**SHORT EXERCISE**
Reproduce every record below exactly as written, leaving out any pictures.

**PROVIDED DATA**
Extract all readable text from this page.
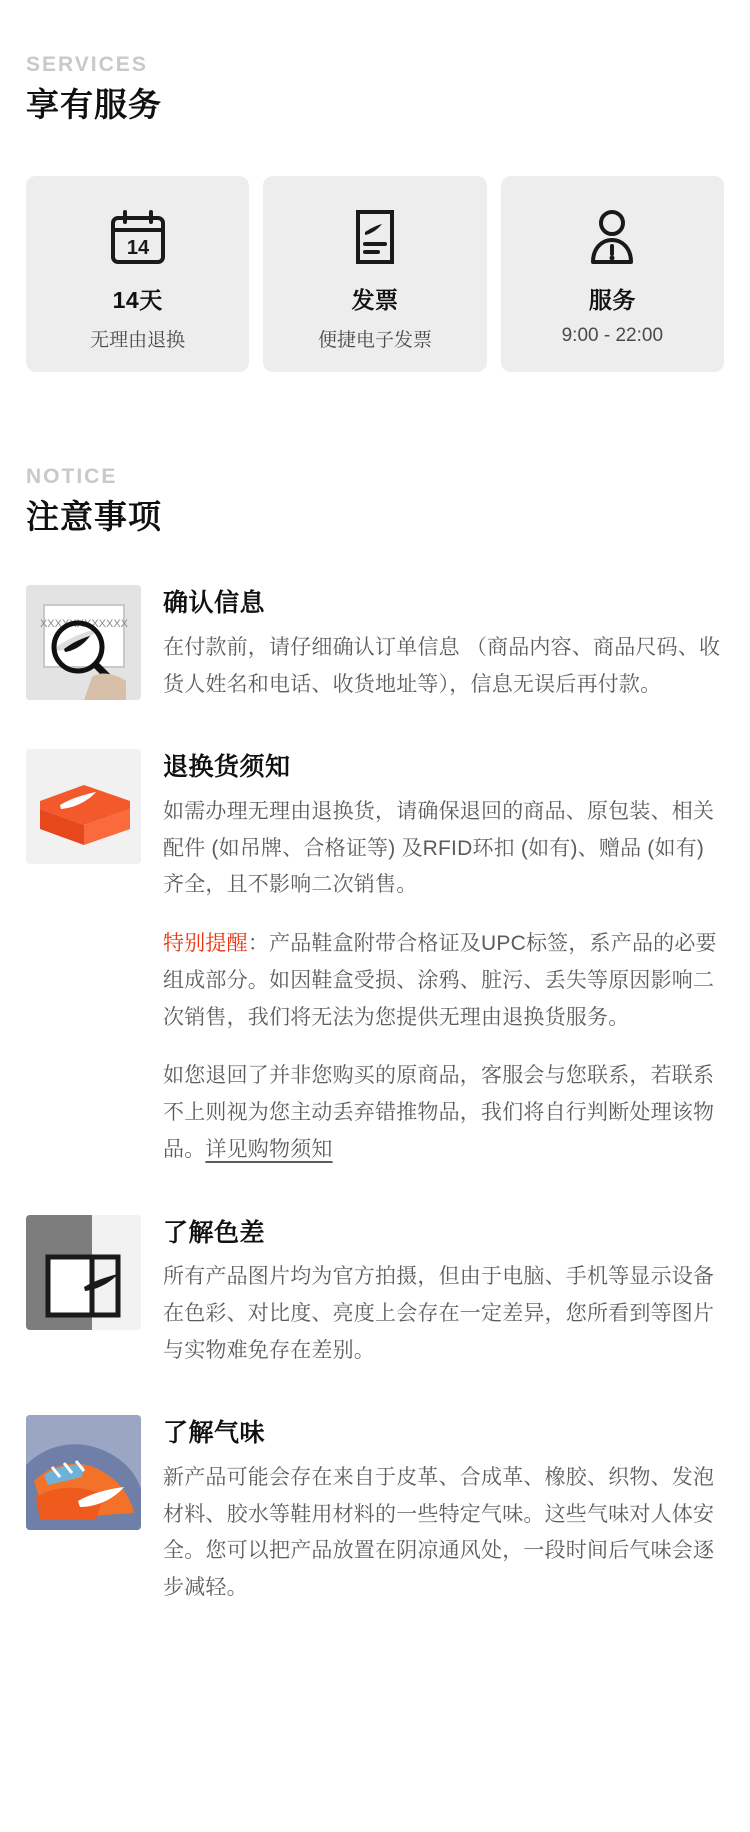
SERVICES
享有服务
14
14天
无理由退换
发票
便捷电子发票
服务
9:00 - 22:00
NOTICE
注意事项
XXXXXXXXXXXX
确认信息
在付款前，请仔细确认订单信息 （商品内容、商品尺码、收货人姓名和电话、收货地址等），信息无误后再付款。
退换货须知
如需办理无理由退换货，请确保退回的商品、原包装、相关配件 (如吊牌、合格证等) 及RFID环扣 (如有)、赠品 (如有) 齐全，且不影响二次销售。
特别提醒：产品鞋盒附带合格证及UPC标签，系产品的必要组成部分。如因鞋盒受损、涂鸦、脏污、丢失等原因影响二次销售，我们将无法为您提供无理由退换货服务。
如您退回了并非您购买的原商品，客服会与您联系，若联系不上则视为您主动丢弃错推物品，我们将自行判断处理该物品。详见购物须知
了解色差
所有产品图片均为官方拍摄，但由于电脑、手机等显示设备在色彩、对比度、亮度上会存在一定差异，您所看到等图片与实物难免存在差别。
了解气味
新产品可能会存在来自于皮革、合成革、橡胶、织物、发泡材料、胶水等鞋用材料的一些特定气味。这些气味对人体安全。您可以把产品放置在阴凉通风处，一段时间后气味会逐步减轻。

**OUTPUT**
Extract all readable text from this page.
SERVICES
享有服务
14
14天
无理由退换
发票
便捷电子发票
服务
9:00 - 22:00
NOTICE
注意事项
XXXXXXXXXXXX
确认信息
在付款前，请仔细确认订单信息 （商品内容、商品尺码、收货人姓名和电话、收货地址等），信息无误后再付款。
退换货须知
如需办理无理由退换货，请确保退回的商品、原包装、相关配件 (如吊牌、合格证等) 及RFID环扣 (如有)、赠品 (如有) 齐全，且不影响二次销售。
特别提醒：产品鞋盒附带合格证及UPC标签，系产品的必要组成部分。如因鞋盒受损、涂鸦、脏污、丢失等原因影响二次销售，我们将无法为您提供无理由退换货服务。
如您退回了并非您购买的原商品，客服会与您联系，若联系不上则视为您主动丢弃错推物品，我们将自行判断处理该物品。详见购物须知
了解色差
所有产品图片均为官方拍摄，但由于电脑、手机等显示设备在色彩、对比度、亮度上会存在一定差异，您所看到等图片与实物难免存在差别。
了解气味
新产品可能会存在来自于皮革、合成革、橡胶、织物、发泡材料、胶水等鞋用材料的一些特定气味。这些气味对人体安全。您可以把产品放置在阴凉通风处，一段时间后气味会逐步减轻。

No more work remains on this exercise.